*AIM OF THE EXERCISE*
Report the number of lines that hold the string "singular". Leave out any other text.

*GIVEN RECORDS*
※ ※ ※
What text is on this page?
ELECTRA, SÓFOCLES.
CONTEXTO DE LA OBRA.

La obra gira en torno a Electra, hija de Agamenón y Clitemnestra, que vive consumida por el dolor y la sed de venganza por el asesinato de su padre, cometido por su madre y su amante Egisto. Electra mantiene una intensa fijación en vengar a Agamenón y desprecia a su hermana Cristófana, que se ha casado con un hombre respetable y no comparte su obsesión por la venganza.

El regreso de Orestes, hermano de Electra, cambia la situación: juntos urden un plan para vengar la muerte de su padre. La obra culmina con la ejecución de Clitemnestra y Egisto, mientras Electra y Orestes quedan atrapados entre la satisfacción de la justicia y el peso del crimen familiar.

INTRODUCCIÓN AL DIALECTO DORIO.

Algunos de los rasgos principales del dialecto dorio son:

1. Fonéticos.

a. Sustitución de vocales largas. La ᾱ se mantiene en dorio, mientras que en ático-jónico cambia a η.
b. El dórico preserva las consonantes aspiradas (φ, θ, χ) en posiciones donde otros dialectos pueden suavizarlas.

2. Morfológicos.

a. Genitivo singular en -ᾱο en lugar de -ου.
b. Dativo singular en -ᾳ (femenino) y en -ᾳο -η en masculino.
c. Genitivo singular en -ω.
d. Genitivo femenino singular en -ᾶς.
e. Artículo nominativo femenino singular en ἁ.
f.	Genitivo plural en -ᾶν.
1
※ ※ ※
*CORRECT ANSWER*
5